**PROBLEM DESCRIPTION:** Would you copy each line of the data below that has "Sammit"?
=== SOURCE INFORMATION ===
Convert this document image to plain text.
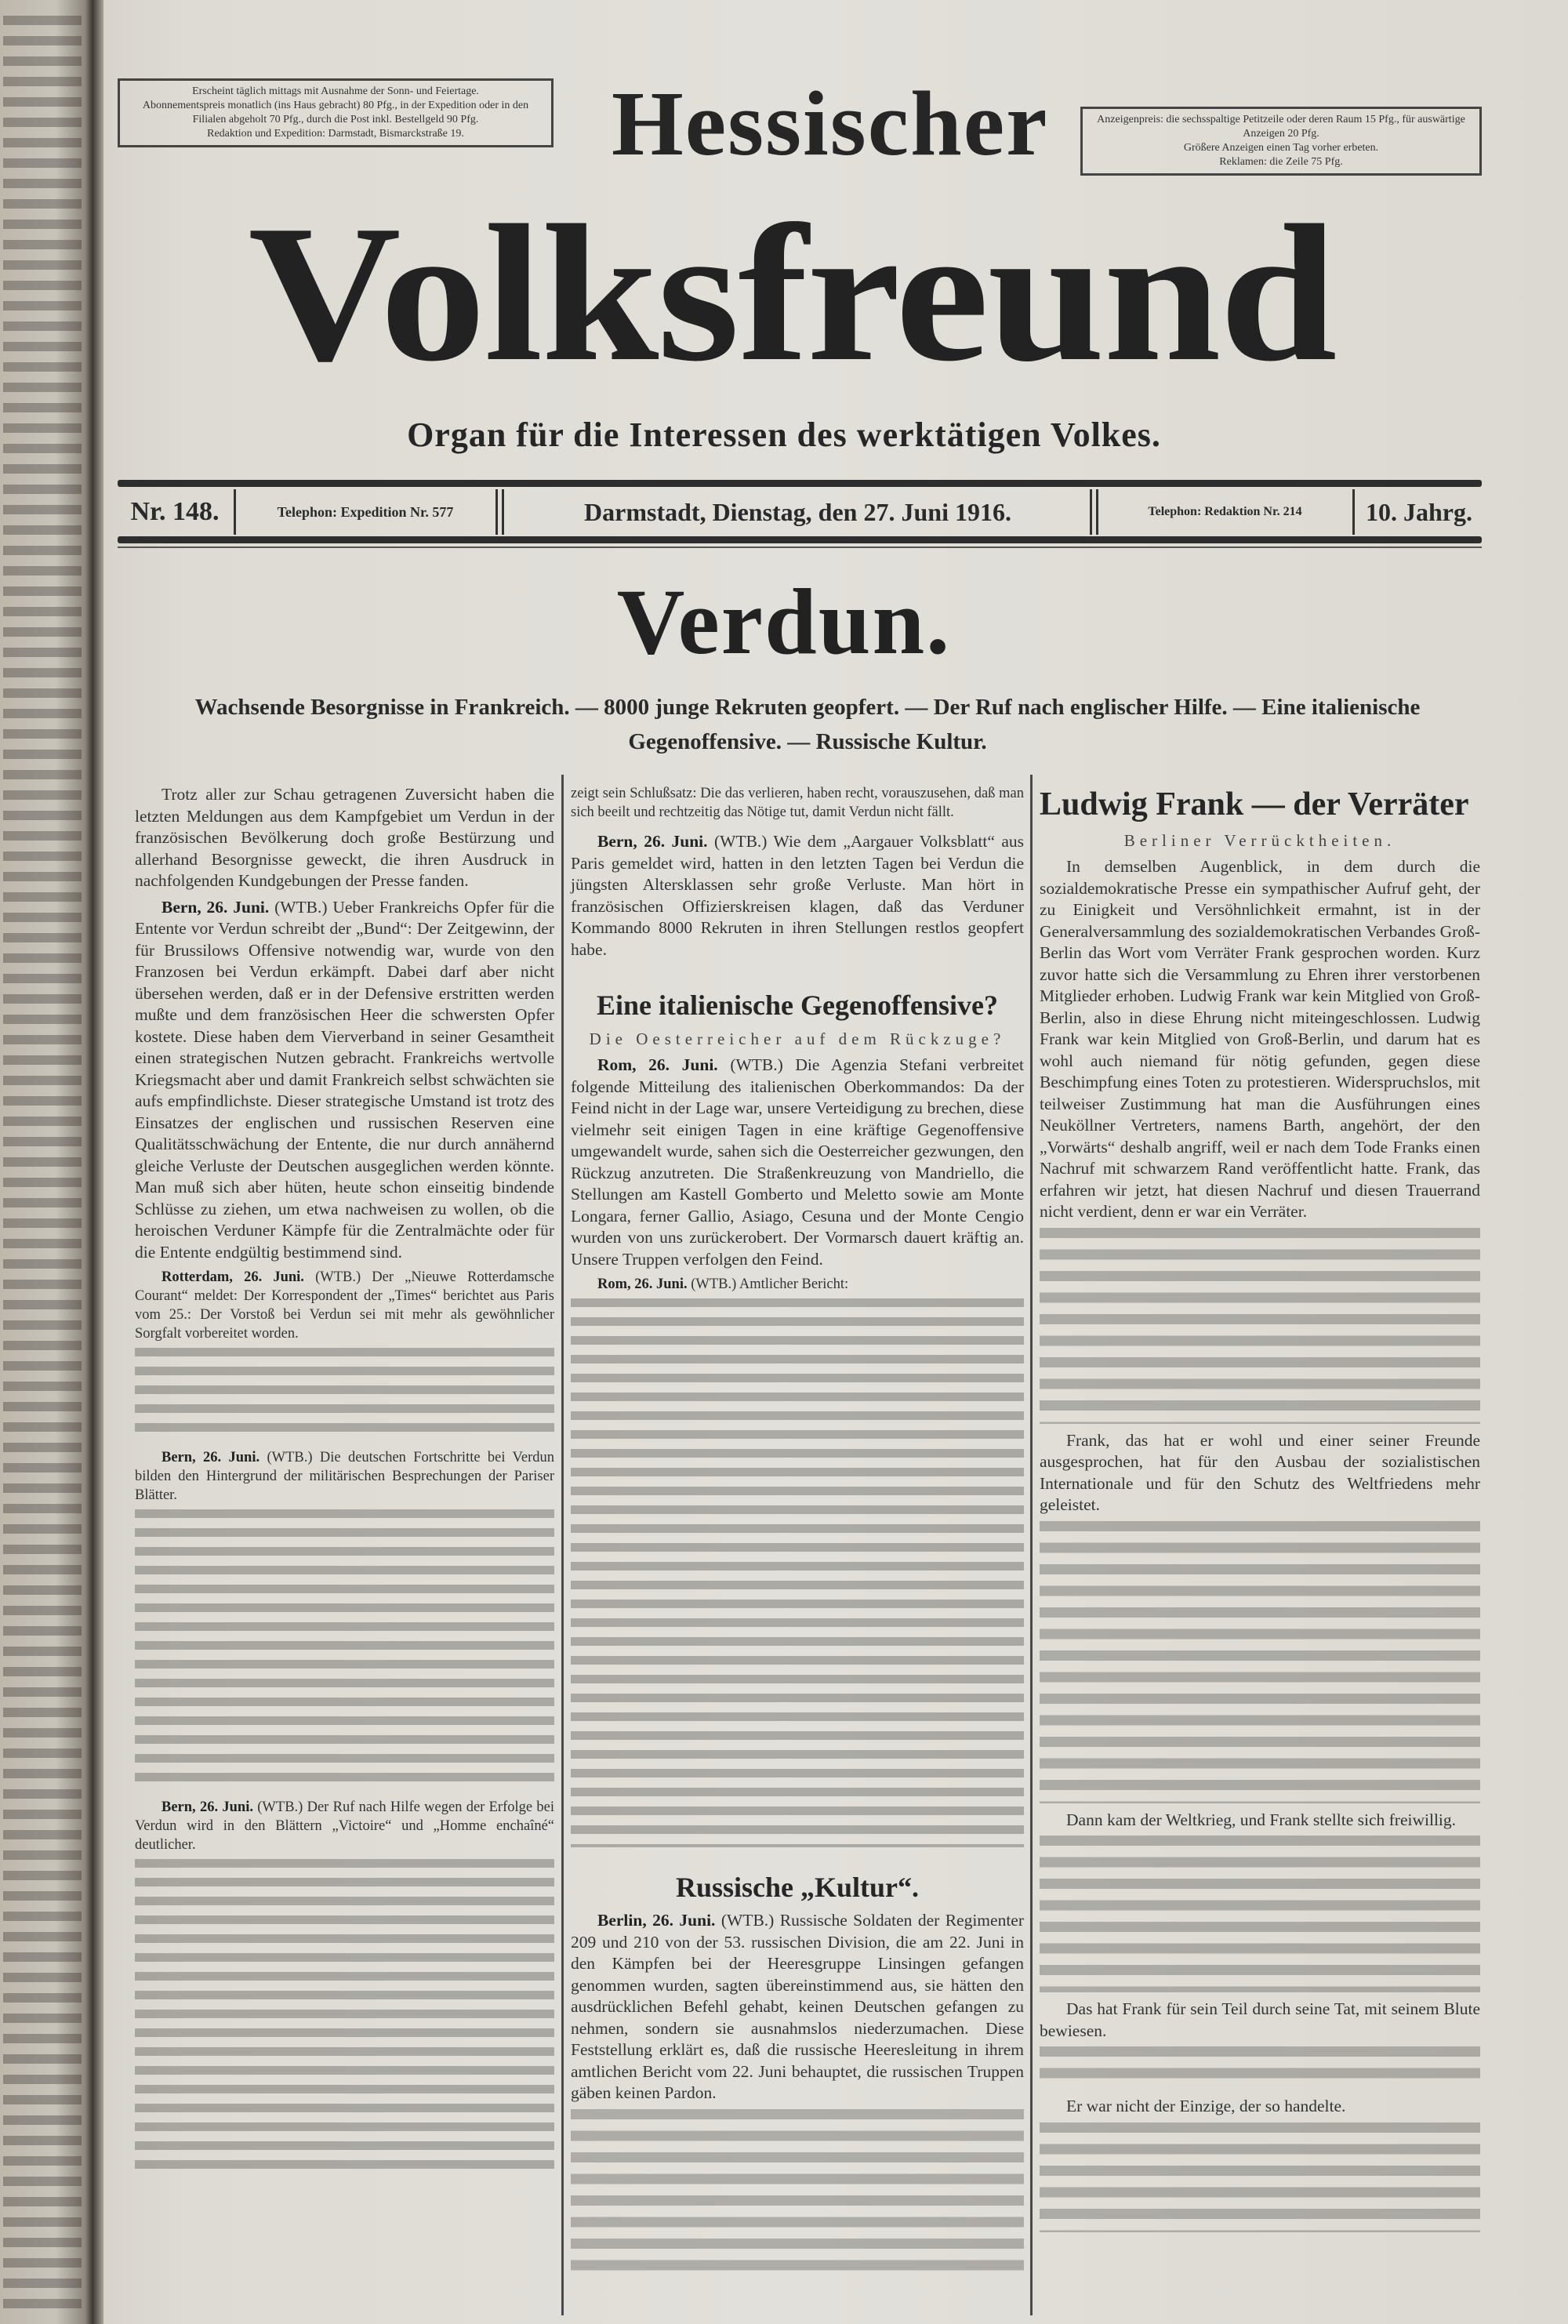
Erscheint täglich mittags mit Ausnahme der Sonn- und Feiertage.
Abonnementspreis monatlich (ins Haus gebracht) 80 Pfg., in der Expedition oder in den Filialen abgeholt 70 Pfg., durch die Post inkl. Bestellgeld 90 Pfg.
Redaktion und Expedition: Darmstadt, Bismarckstraße 19.
Anzeigenpreis: die sechsspaltige Petitzeile oder deren Raum 15 Pfg., für auswärtige Anzeigen 20 Pfg.
Größere Anzeigen einen Tag vorher erbeten.
Reklamen: die Zeile 75 Pfg.
Hessischer
Volksfreund
Organ für die Interessen des werktätigen Volkes.
Nr. 148.	Telephon: Expedition Nr. 577	Darmstadt, Dienstag, den 27. Juni 1916.	Telephon: Redaktion Nr. 214	10. Jahrg.
Verdun.
Wachsende Besorgnisse in Frankreich. — 8000 junge Rekruten geopfert. — Der Ruf nach englischer Hilfe. — Eine italienische Gegenoffensive. — Russische Kultur.

Trotz aller zur Schau getragenen Zuversicht haben die letzten Meldungen aus dem Kampfgebiet um Verdun in der französischen Bevölkerung doch große Bestürzung und allerhand Besorgnisse geweckt, die ihren Ausdruck in nachfolgenden Kundgebungen der Presse fanden.

Bern, 26. Juni. (WTB.) Ueber Frankreichs Opfer für die Entente vor Verdun schreibt der „Bund“: Der Zeitgewinn, der für Brussilows Offensive notwendig war, wurde von den Franzosen bei Verdun erkämpft. Dabei darf aber nicht übersehen werden, daß er in der Defensive erstritten werden mußte und dem französischen Heer die schwersten Opfer kostete. Diese haben dem Vierverband in seiner Gesamtheit einen strategischen Nutzen gebracht. Frankreichs wertvolle Kriegsmacht aber und damit Frankreich selbst schwächten sie aufs empfindlichste. Dieser strategische Umstand ist trotz des Einsatzes der englischen und russischen Reserven eine Qualitätsschwächung der Entente, die nur durch annähernd gleiche Verluste der Deutschen ausgeglichen werden könnte. Man muß sich aber hüten, heute schon einseitig bindende Schlüsse zu ziehen, um etwa nachweisen zu wollen, ob die heroischen Verduner Kämpfe für die Zentralmächte oder für die Entente endgültig bestimmend sind.

Rotterdam, 26. Juni. (WTB.) Der „Nieuwe Rotterdamsche Courant“ meldet: Der Korrespondent der „Times“ berichtet aus Paris vom 25.: Der Vorstoß bei Verdun sei mit mehr als gewöhnlicher Sorgfalt vorbereitet worden.

Bern, 26. Juni. (WTB.) Die deutschen Fortschritte bei Verdun bilden den Hintergrund der militärischen Besprechungen der Pariser Blätter.

Bern, 26. Juni. (WTB.) Der Ruf nach Hilfe wegen der Erfolge bei Verdun wird in den Blättern „Victoire“ und „Homme enchaîné“ deutlicher.

zeigt sein Schlußsatz: Die das verlieren, haben recht, vorauszusehen, daß man sich beeilt und rechtzeitig das Nötige tut, damit Verdun nicht fällt.

Bern, 26. Juni. (WTB.) Wie dem „Aargauer Volksblatt“ aus Paris gemeldet wird, hatten in den letzten Tagen bei Verdun die jüngsten Altersklassen sehr große Verluste. Man hört in französischen Offizierskreisen klagen, daß das Verduner Kommando 8000 Rekruten in ihren Stellungen restlos geopfert habe.

Eine italienische Gegenoffensive?
Die Oesterreicher auf dem Rückzuge?

Rom, 26. Juni. (WTB.) Die Agenzia Stefani verbreitet folgende Mitteilung des italienischen Oberkommandos: Da der Feind nicht in der Lage war, unsere Verteidigung zu brechen, diese vielmehr seit einigen Tagen in eine kräftige Gegenoffensive umgewandelt wurde, sahen sich die Oesterreicher gezwungen, den Rückzug anzutreten. Die Straßenkreuzung von Mandriello, die Stellungen am Kastell Gomberto und Meletto sowie am Monte Longara, ferner Gallio, Asiago, Cesuna und der Monte Cengio wurden von uns zurückerobert. Der Vormarsch dauert kräftig an. Unsere Truppen verfolgen den Feind.

Rom, 26. Juni. (WTB.) Amtlicher Bericht:

Russische „Kultur“.

Berlin, 26. Juni. (WTB.) Russische Soldaten der Regimenter 209 und 210 von der 53. russischen Division, die am 22. Juni in den Kämpfen bei der Heeresgruppe Linsingen gefangen genommen wurden, sagten übereinstimmend aus, sie hätten den ausdrücklichen Befehl gehabt, keinen Deutschen gefangen zu nehmen, sondern sie ausnahmslos niederzumachen. Diese Feststellung erklärt es, daß die russische Heeresleitung in ihrem amtlichen Bericht vom 22. Juni behauptet, die russischen Truppen gäben keinen Pardon.

Ludwig Frank — der Verräter
Berliner Verrücktheiten.

In demselben Augenblick, in dem durch die sozialdemokratische Presse ein sympathischer Aufruf geht, der zu Einigkeit und Versöhnlichkeit ermahnt, ist in der Generalversammlung des sozialdemokratischen Verbandes Groß-Berlin das Wort vom Verräter Frank gesprochen worden. Kurz zuvor hatte sich die Versammlung zu Ehren ihrer verstorbenen Mitglieder erhoben. Ludwig Frank war kein Mitglied von Groß-Berlin, also in diese Ehrung nicht miteingeschlossen. Ludwig Frank war kein Mitglied von Groß-Berlin, und darum hat es wohl auch niemand für nötig gefunden, gegen diese Beschimpfung eines Toten zu protestieren. Widerspruchslos, mit teilweiser Zustimmung hat man die Ausführungen eines Neuköllner Vertreters, namens Barth, angehört, der den „Vorwärts“ deshalb angriff, weil er nach dem Tode Franks einen Nachruf mit schwarzem Rand veröffentlicht hatte. Frank, das erfahren wir jetzt, hat diesen Nachruf und diesen Trauerrand nicht verdient, denn er war ein Verräter.

Frank, das hat er wohl und einer seiner Freunde ausgesprochen, hat für den Ausbau der sozialistischen Internationale und für den Schutz des Weltfriedens mehr geleistet.

Dann kam der Weltkrieg, und Frank stellte sich freiwillig.

Das hat Frank für sein Teil durch seine Tat, mit seinem Blute bewiesen.

Er war nicht der Einzige, der so handelte.
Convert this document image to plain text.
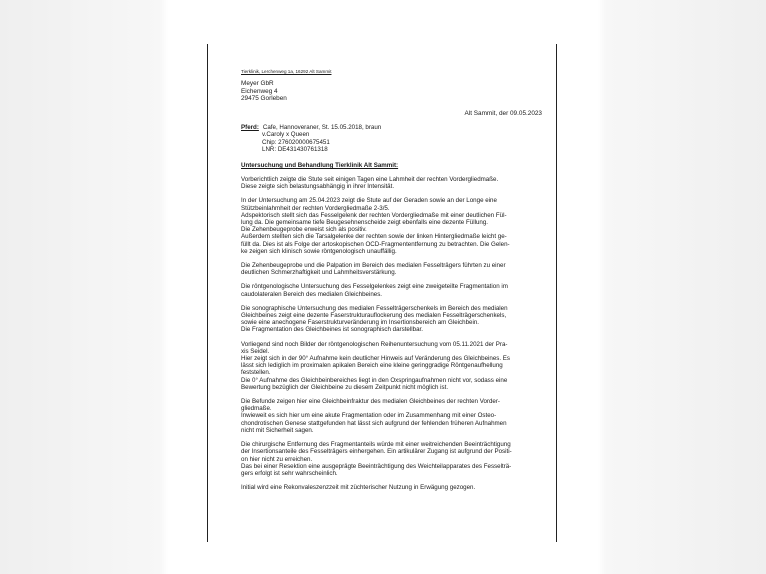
Tierklinik, Lerchenweg 1a, 16292 Alt Sammit
Meyer GbR
Eichenweg 4
29475 Gorleben
Alt Sammit, der 09.05.2023
Pferd: Cafe, Hannoveraner, St. 15.05.2018, braun
v.Caroly x Queen
Chip: 276020000675451
LNR: DE431430761318
Untersuchung und Behandlung Tierklinik Alt Sammit:
Vorberichtlich zeigte die Stute seit einigen Tagen eine Lahmheit der rechten Vordergliedmaße.
Diese zeigte sich belastungsabhängig in ihrer Intensität.
In der Untersuchung am 25.04.2023 zeigt die Stute auf der Geraden sowie an der Longe eine
Stützbeinlahmheit der rechten Vordergliedmaße 2-3/5.
Adspektorisch stellt sich das Fesselgelenk der rechten Vordergliedmaße mit einer deutlichen Fül-
lung da. Die gemeinsame tiefe Beugesehnenscheide zeigt ebenfalls eine dezente Füllung.
Die Zehenbeugeprobe erweist sich als positiv.
Außerdem stellten sich die Tarsalgelenke der rechten sowie der linken Hintergliedmaße leicht ge-
füllt da. Dies ist als Folge der artoskopischen OCD-Fragmententfernung zu betrachten. Die Gelen-
ke zeigen sich klinisch sowie röntgenologisch unauffällig.
Die Zehenbeugeprobe und die Palpation im Bereich des medialen Fesselträgers führten zu einer
deutlichen Schmerzhaftigkeit und Lahmheitsverstärkung.
Die röntgenologische Untersuchung des Fesselgelenkes zeigt eine zweigeteilte Fragmentation im
caudolateralen Bereich des medialen Gleichbeines.
Die sonographische Untersuchung des medialen Fesselträgerschenkels im Bereich des medialen
Gleichbeines zeigt eine dezente Faserstrukturauflockerung des medialen Fesselträgerschenkels,
sowie eine anechogene Faserstrukturveränderung im Insertionsbereich am Gleichbein.
Die Fragmentation des Gleichbeines ist sonographisch darstellbar.
Vorliegend sind noch Bilder der röntgenologischen Reihenuntersuchung vom 05.11.2021 der Pra-
xis Seidel.
Hier zeigt sich in der 90° Aufnahme kein deutlicher Hinweis auf Veränderung des Gleichbeines. Es
lässt sich lediglich im proximalen apikalen Bereich eine kleine geringgradige Röntgenaufhellung
feststellen.
Die 0° Aufnahme des Gleichbeinbereiches liegt in den Oxspringaufnahmen nicht vor, sodass eine
Bewertung bezüglich der Gleichbeine zu diesem Zeitpunkt nicht möglich ist.
Die Befunde zeigen hier eine Gleichbeinfraktur des medialen Gleichbeines der rechten Vorder-
gliedmaße.
Inwieweit es sich hier um eine akute Fragmentation oder im Zusammenhang mit einer Osteo-
chondrotischen Genese stattgefunden hat lässt sich aufgrund der fehlenden früheren Aufnahmen
nicht mit Sicherheit sagen.
Die chirurgische Entfernung des Fragmentanteils würde mit einer weitreichenden Beeinträchtigung
der Insertionsanteile des Fesselträgers einhergehen. Ein artikulärer Zugang ist aufgrund der Positi-
on hier nicht zu erreichen.
Das bei einer Resektion eine ausgeprägte Beeinträchtigung des Weichteilapparates des Fesselträ-
gers erfolgt ist sehr wahrscheinlich.
Initial wird eine Rekonvaleszenzzeit mit züchterischer Nutzung in Erwägung gezogen.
===
**OUTPUT:**
Tierklinik, Lerchenweg 1a, 16292 Alt Sammit
Alt Sammit, der 09.05.2023
Untersuchung und Behandlung Tierklinik Alt Sammit:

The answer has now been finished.